* START SUPPLIED ENTRIES *

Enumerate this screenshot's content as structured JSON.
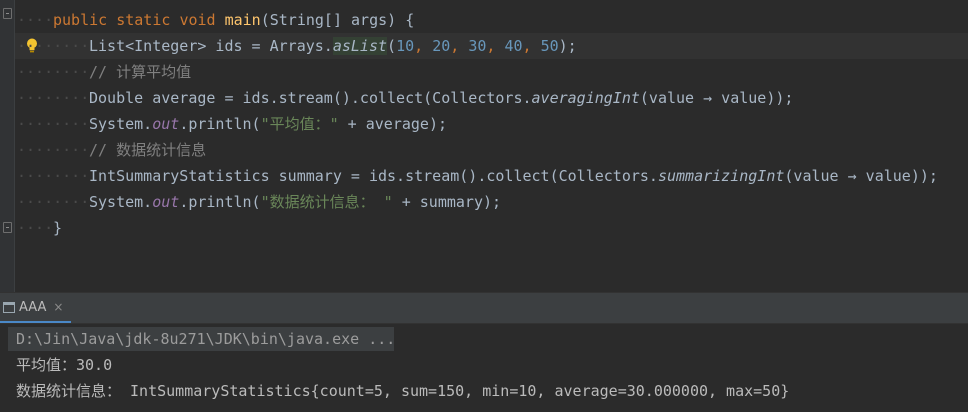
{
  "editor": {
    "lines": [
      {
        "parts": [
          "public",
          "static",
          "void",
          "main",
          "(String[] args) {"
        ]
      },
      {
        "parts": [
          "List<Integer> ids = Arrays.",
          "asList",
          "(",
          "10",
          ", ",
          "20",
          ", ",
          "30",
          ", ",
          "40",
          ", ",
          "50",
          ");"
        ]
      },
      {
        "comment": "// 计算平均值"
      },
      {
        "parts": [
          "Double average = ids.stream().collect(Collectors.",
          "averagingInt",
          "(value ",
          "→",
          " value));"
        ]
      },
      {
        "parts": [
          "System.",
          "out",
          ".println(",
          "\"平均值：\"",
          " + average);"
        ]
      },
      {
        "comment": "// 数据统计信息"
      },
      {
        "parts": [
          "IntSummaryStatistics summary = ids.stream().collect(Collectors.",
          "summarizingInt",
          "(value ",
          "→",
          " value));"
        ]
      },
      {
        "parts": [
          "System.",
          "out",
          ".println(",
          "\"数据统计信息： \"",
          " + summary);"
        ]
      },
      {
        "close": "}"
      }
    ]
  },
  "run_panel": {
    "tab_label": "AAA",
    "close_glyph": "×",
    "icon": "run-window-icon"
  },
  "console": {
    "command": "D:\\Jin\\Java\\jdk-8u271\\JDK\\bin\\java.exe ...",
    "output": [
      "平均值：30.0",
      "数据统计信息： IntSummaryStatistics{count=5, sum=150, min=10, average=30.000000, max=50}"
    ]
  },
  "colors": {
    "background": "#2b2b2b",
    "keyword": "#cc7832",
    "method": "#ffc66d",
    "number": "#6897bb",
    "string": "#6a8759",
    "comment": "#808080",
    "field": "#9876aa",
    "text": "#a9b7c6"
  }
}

* END SUPPLIED ENTRIES *
* START SUPPLIED ENTRIES *

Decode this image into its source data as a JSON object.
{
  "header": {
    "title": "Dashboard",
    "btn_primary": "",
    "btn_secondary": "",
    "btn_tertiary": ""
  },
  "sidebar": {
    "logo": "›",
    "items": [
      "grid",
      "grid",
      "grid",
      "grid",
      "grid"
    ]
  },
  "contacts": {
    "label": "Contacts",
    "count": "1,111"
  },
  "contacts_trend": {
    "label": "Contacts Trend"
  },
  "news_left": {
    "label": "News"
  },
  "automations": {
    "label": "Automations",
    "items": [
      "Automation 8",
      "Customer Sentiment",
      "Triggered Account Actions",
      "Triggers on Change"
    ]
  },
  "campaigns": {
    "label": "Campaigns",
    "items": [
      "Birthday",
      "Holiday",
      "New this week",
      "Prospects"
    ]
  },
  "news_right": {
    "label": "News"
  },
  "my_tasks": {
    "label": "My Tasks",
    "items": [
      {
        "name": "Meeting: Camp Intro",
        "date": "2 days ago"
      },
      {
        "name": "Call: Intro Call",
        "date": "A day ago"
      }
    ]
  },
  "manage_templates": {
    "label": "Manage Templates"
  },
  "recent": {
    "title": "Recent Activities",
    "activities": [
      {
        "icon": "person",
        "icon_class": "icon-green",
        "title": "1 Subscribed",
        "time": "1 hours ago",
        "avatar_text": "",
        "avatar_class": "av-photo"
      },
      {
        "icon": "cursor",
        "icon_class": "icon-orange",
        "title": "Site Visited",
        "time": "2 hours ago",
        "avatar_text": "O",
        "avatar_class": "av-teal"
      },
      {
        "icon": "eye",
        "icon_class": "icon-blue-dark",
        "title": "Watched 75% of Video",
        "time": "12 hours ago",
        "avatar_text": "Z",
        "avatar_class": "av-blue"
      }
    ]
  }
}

* END SUPPLIED ENTRIES *
* START SUPPLIED ENTRIES *

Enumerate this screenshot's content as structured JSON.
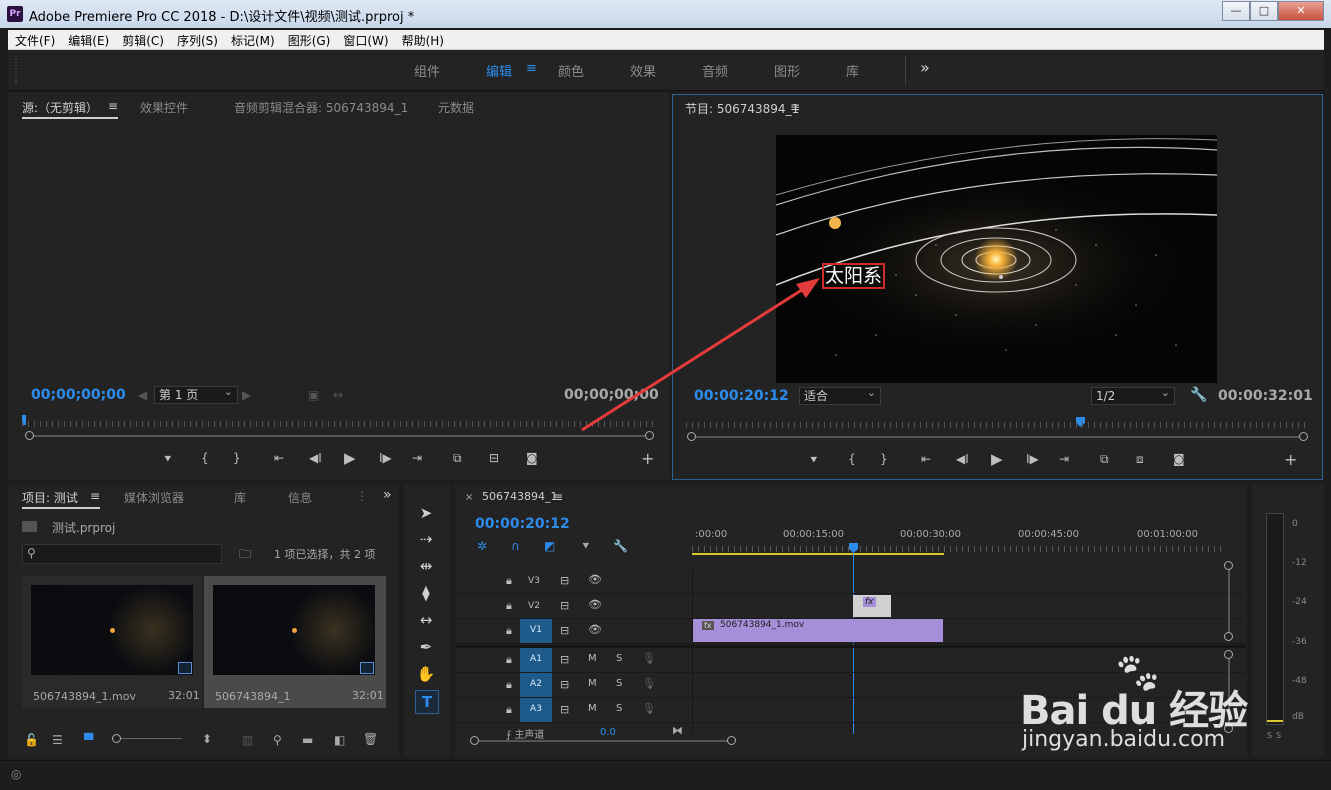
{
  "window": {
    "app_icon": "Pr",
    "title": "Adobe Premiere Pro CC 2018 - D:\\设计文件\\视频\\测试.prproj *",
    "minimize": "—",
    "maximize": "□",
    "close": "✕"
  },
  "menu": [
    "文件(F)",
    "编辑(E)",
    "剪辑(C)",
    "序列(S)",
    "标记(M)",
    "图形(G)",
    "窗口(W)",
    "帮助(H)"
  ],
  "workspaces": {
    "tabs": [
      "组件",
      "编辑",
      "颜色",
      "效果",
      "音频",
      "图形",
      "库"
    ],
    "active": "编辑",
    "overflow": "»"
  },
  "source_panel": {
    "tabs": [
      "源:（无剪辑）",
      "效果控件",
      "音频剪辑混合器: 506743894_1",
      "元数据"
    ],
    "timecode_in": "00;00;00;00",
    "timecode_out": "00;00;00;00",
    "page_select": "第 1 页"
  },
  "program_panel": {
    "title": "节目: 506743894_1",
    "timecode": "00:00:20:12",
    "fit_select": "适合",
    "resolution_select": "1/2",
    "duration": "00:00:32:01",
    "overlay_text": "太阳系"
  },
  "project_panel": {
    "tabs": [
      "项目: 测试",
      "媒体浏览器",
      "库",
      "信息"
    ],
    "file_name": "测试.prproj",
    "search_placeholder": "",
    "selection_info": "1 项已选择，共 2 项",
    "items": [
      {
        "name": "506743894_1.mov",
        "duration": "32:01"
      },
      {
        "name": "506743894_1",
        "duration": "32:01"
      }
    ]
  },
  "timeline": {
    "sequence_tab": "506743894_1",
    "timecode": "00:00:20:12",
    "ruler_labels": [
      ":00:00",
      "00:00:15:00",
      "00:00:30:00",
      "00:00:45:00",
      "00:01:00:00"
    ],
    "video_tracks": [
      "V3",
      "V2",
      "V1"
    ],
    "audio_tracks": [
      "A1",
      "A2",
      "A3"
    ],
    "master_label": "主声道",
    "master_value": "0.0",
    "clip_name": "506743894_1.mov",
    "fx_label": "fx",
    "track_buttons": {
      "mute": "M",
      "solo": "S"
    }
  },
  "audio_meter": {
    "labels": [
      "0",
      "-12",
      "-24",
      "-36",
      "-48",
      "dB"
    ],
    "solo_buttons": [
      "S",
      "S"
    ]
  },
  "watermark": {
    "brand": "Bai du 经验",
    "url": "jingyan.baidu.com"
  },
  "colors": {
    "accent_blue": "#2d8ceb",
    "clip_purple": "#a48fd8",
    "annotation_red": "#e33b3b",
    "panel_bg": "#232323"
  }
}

* END SUPPLIED ENTRIES *

WHAT IS ASKED -
Using the listing, copy every line where the word "prproj" shows up.

SOLUTION TO THIS PROBLEM -
    "title": "Adobe Premiere Pro CC 2018 - D:\\设计文件\\视频\\测试.prproj *",
    "file_name": "测试.prproj",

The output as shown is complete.